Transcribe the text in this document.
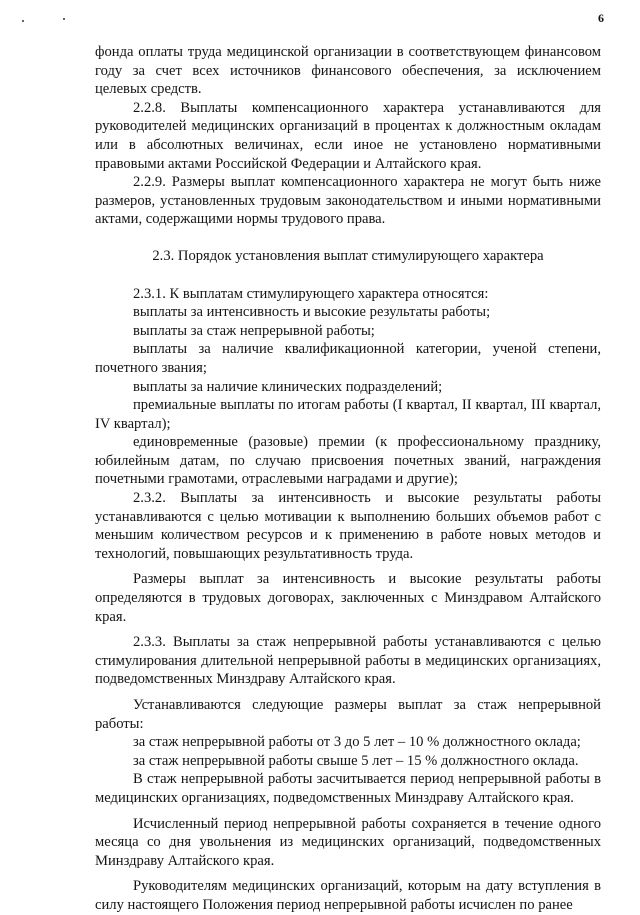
6

фонда оплаты труда медицинской организации в соответствующем финансовом году за счет всех источников финансового обеспечения, за исключением целевых средств.

2.2.8. Выплаты компенсационного характера устанавливаются для руководителей медицинских организаций в процентах к должностным окладам или в абсолютных величинах, если иное не установлено нормативными правовыми актами Российской Федерации и Алтайского края.

2.2.9. Размеры выплат компенсационного характера не могут быть ниже размеров, установленных трудовым законодательством и иными нормативными актами, содержащими нормы трудового права.

2.3. Порядок установления выплат стимулирующего характера

2.3.1. К выплатам стимулирующего характера относятся:

выплаты за интенсивность и высокие результаты работы;

выплаты за стаж непрерывной работы;

выплаты за наличие квалификационной категории, ученой степени, почетного звания;

выплаты за наличие клинических подразделений;

премиальные выплаты по итогам работы (I квартал, II квартал, III квартал, IV квартал);

единовременные (разовые) премии (к профессиональному празднику, юбилейным датам, по случаю присвоения почетных званий, награждения почетными грамотами, отраслевыми наградами и другие);

2.3.2. Выплаты за интенсивность и высокие результаты работы устанавливаются с целью мотивации к выполнению больших объемов работ с меньшим количеством ресурсов и к применению в работе новых методов и технологий, повышающих результативность труда.

Размеры выплат за интенсивность и высокие результаты работы определяются в трудовых договорах, заключенных с Минздравом Алтайского края.

2.3.3. Выплаты за стаж непрерывной работы устанавливаются с целью стимулирования длительной непрерывной работы в медицинских организациях, подведомственных Минздраву Алтайского края.

Устанавливаются следующие размеры выплат за стаж непрерывной работы:

за стаж непрерывной работы от 3 до 5 лет – 10 % должностного оклада;

за стаж непрерывной работы свыше 5 лет – 15 % должностного оклада.

В стаж непрерывной работы засчитывается период непрерывной работы в медицинских организациях, подведомственных Минздраву Алтайского края.

Исчисленный период непрерывной работы сохраняется в течение одного месяца со дня увольнения из медицинских организаций, подведомственных Минздраву Алтайского края.

Руководителям медицинских организаций, которым на дату вступления в силу настоящего Положения период непрерывной работы исчислен по ранее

------------------------------------------------

STATED TASK: Output the data exactly. Pictures don't belong in the result.

RESULT OF THE EXERCISE:
Transcribe the text in this document.
6

фонда оплаты труда медицинской организации в соответствующем финансовом году за счет всех источников финансового обеспечения, за исключением целевых средств.

2.2.8. Выплаты компенсационного характера устанавливаются для руководителей медицинских организаций в процентах к должностным окладам или в абсолютных величинах, если иное не установлено нормативными правовыми актами Российской Федерации и Алтайского края.

2.2.9. Размеры выплат компенсационного характера не могут быть ниже размеров, установленных трудовым законодательством и иными нормативными актами, содержащими нормы трудового права.

2.3. Порядок установления выплат стимулирующего характера

2.3.1. К выплатам стимулирующего характера относятся:

выплаты за интенсивность и высокие результаты работы;

выплаты за стаж непрерывной работы;

выплаты за наличие квалификационной категории, ученой степени, почетного звания;

выплаты за наличие клинических подразделений;

премиальные выплаты по итогам работы (I квартал, II квартал, III квартал, IV квартал);

единовременные (разовые) премии (к профессиональному празднику, юбилейным датам, по случаю присвоения почетных званий, награждения почетными грамотами, отраслевыми наградами и другие);

2.3.2. Выплаты за интенсивность и высокие результаты работы устанавливаются с целью мотивации к выполнению больших объемов работ с меньшим количеством ресурсов и к применению в работе новых методов и технологий, повышающих результативность труда.

Размеры выплат за интенсивность и высокие результаты работы определяются в трудовых договорах, заключенных с Минздравом Алтайского края.

2.3.3. Выплаты за стаж непрерывной работы устанавливаются с целью стимулирования длительной непрерывной работы в медицинских организациях, подведомственных Минздраву Алтайского края.

Устанавливаются следующие размеры выплат за стаж непрерывной работы:

за стаж непрерывной работы от 3 до 5 лет – 10 % должностного оклада;

за стаж непрерывной работы свыше 5 лет – 15 % должностного оклада.

В стаж непрерывной работы засчитывается период непрерывной работы в медицинских организациях, подведомственных Минздраву Алтайского края.

Исчисленный период непрерывной работы сохраняется в течение одного месяца со дня увольнения из медицинских организаций, подведомственных Минздраву Алтайского края.

Руководителям медицинских организаций, которым на дату вступления в силу настоящего Положения период непрерывной работы исчислен по ранее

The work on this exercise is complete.